## What you need to do
Restate the data below word for word. Skip any images it contains.

## Given information

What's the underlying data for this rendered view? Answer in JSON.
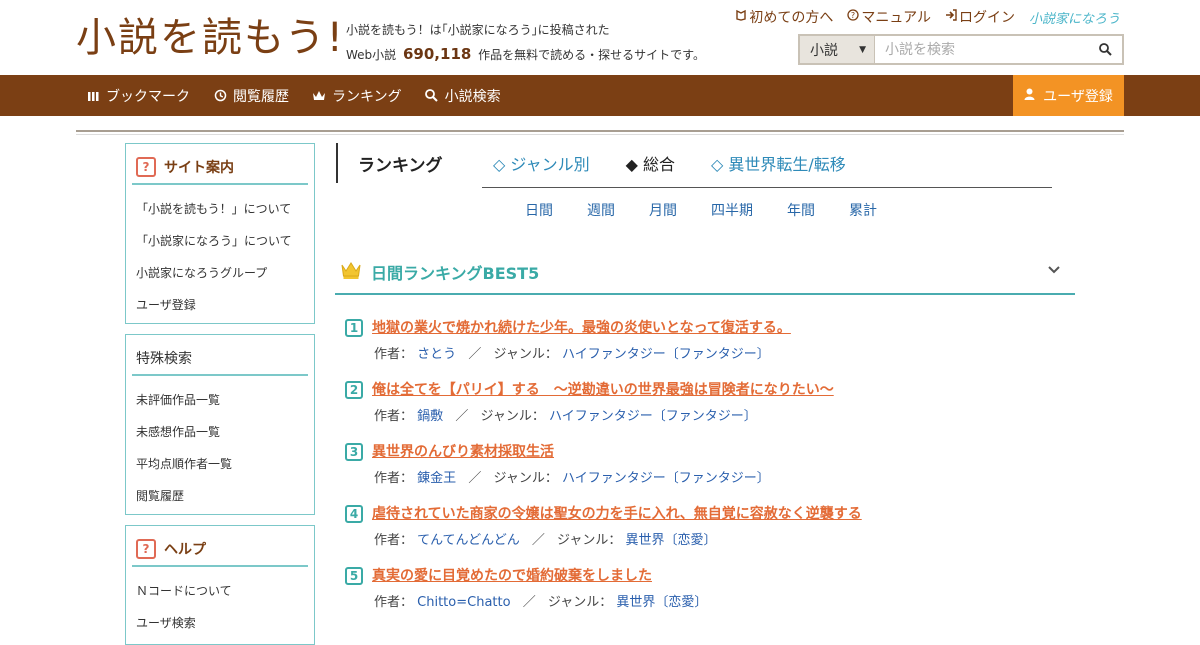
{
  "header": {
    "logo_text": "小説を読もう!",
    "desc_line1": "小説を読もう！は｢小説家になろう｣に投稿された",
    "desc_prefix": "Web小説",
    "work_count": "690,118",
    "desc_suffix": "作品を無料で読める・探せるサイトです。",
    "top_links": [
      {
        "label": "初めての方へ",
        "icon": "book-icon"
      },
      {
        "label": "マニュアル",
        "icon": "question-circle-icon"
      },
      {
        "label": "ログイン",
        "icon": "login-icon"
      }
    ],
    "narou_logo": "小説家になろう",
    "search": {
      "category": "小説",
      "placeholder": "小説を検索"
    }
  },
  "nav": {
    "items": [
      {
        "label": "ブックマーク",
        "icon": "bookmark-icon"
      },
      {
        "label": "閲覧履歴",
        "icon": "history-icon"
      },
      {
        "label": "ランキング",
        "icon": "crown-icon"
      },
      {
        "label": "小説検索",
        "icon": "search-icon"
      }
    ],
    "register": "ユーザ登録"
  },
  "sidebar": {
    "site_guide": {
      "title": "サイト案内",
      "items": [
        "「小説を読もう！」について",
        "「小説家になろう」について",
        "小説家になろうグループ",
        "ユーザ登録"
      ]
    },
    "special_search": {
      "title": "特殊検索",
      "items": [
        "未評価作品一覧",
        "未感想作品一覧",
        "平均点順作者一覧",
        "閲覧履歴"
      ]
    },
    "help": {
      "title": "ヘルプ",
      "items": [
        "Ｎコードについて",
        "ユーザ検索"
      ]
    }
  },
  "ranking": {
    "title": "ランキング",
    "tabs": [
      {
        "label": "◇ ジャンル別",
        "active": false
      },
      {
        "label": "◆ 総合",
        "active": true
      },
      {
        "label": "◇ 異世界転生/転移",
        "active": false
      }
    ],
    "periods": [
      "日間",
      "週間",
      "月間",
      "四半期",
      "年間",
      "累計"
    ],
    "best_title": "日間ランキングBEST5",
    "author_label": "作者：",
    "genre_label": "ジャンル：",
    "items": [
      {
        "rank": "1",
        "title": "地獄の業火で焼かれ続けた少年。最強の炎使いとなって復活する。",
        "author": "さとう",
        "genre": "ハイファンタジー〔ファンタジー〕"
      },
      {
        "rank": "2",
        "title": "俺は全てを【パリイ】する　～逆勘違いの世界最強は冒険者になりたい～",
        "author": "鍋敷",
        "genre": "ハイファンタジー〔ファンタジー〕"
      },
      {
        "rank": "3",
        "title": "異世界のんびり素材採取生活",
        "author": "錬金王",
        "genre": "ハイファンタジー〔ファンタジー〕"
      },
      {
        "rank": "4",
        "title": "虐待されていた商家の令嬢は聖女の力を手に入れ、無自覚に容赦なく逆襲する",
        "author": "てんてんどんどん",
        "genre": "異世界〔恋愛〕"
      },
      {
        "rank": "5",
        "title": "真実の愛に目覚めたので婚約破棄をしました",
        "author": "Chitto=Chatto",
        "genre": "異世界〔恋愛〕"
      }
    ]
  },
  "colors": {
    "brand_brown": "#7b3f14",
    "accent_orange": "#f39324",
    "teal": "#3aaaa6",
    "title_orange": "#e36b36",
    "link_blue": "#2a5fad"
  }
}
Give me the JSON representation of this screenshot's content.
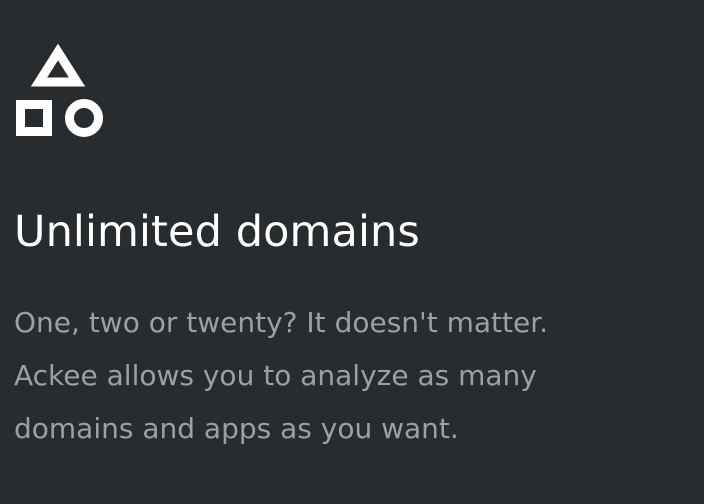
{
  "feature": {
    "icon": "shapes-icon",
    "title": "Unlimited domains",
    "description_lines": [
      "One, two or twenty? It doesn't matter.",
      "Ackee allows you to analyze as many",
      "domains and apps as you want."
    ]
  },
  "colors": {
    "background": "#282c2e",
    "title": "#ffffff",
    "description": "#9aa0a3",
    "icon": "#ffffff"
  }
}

## Output of the task
What's the underlying data for this rendered view? Answer in JSON.
{
  "header": {
    "logo_text": "小説を読もう!",
    "desc_line1": "小説を読もう！は｢小説家になろう｣に投稿された",
    "desc_prefix": "Web小説",
    "work_count": "690,118",
    "desc_suffix": "作品を無料で読める・探せるサイトです。",
    "top_links": [
      {
        "label": "初めての方へ",
        "icon": "book-icon"
      },
      {
        "label": "マニュアル",
        "icon": "question-circle-icon"
      },
      {
        "label": "ログイン",
        "icon": "login-icon"
      }
    ],
    "narou_logo": "小説家になろう",
    "search": {
      "category": "小説",
      "placeholder": "小説を検索"
    }
  },
  "nav": {
    "items": [
      {
        "label": "ブックマーク",
        "icon": "bookmark-icon"
      },
      {
        "label": "閲覧履歴",
        "icon": "history-icon"
      },
      {
        "label": "ランキング",
        "icon": "crown-icon"
      },
      {
        "label": "小説検索",
        "icon": "search-icon"
      }
    ],
    "register": "ユーザ登録"
  },
  "sidebar": {
    "site_guide": {
      "title": "サイト案内",
      "items": [
        "「小説を読もう！」について",
        "「小説家になろう」について",
        "小説家になろうグループ",
        "ユーザ登録"
      ]
    },
    "special_search": {
      "title": "特殊検索",
      "items": [
        "未評価作品一覧",
        "未感想作品一覧",
        "平均点順作者一覧",
        "閲覧履歴"
      ]
    },
    "help": {
      "title": "ヘルプ",
      "items": [
        "Ｎコードについて",
        "ユーザ検索"
      ]
    }
  },
  "ranking": {
    "title": "ランキング",
    "tabs": [
      {
        "label": "◇ ジャンル別",
        "active": false
      },
      {
        "label": "◆ 総合",
        "active": true
      },
      {
        "label": "◇ 異世界転生/転移",
        "active": false
      }
    ],
    "periods": [
      "日間",
      "週間",
      "月間",
      "四半期",
      "年間",
      "累計"
    ],
    "best_title": "日間ランキングBEST5",
    "author_label": "作者：",
    "genre_label": "ジャンル：",
    "items": [
      {
        "rank": "1",
        "title": "地獄の業火で焼かれ続けた少年。最強の炎使いとなって復活する。",
        "author": "さとう",
        "genre": "ハイファンタジー〔ファンタジー〕"
      },
      {
        "rank": "2",
        "title": "俺は全てを【パリイ】する　～逆勘違いの世界最強は冒険者になりたい～",
        "author": "鍋敷",
        "genre": "ハイファンタジー〔ファンタジー〕"
      },
      {
        "rank": "3",
        "title": "異世界のんびり素材採取生活",
        "author": "錬金王",
        "genre": "ハイファンタジー〔ファンタジー〕"
      },
      {
        "rank": "4",
        "title": "虐待されていた商家の令嬢は聖女の力を手に入れ、無自覚に容赦なく逆襲する",
        "author": "てんてんどんどん",
        "genre": "異世界〔恋愛〕"
      },
      {
        "rank": "5",
        "title": "真実の愛に目覚めたので婚約破棄をしました",
        "author": "Chitto=Chatto",
        "genre": "異世界〔恋愛〕"
      }
    ]
  },
  "colors": {
    "brand_brown": "#7b3f14",
    "accent_orange": "#f39324",
    "teal": "#3aaaa6",
    "title_orange": "#e36b36",
    "link_blue": "#2a5fad"
  }
}
Give me the JSON representation of this screenshot's content.
{
  "feature": {
    "icon": "shapes-icon",
    "title": "Unlimited domains",
    "description_lines": [
      "One, two or twenty? It doesn't matter.",
      "Ackee allows you to analyze as many",
      "domains and apps as you want."
    ]
  },
  "colors": {
    "background": "#282c2e",
    "title": "#ffffff",
    "description": "#9aa0a3",
    "icon": "#ffffff"
  }
}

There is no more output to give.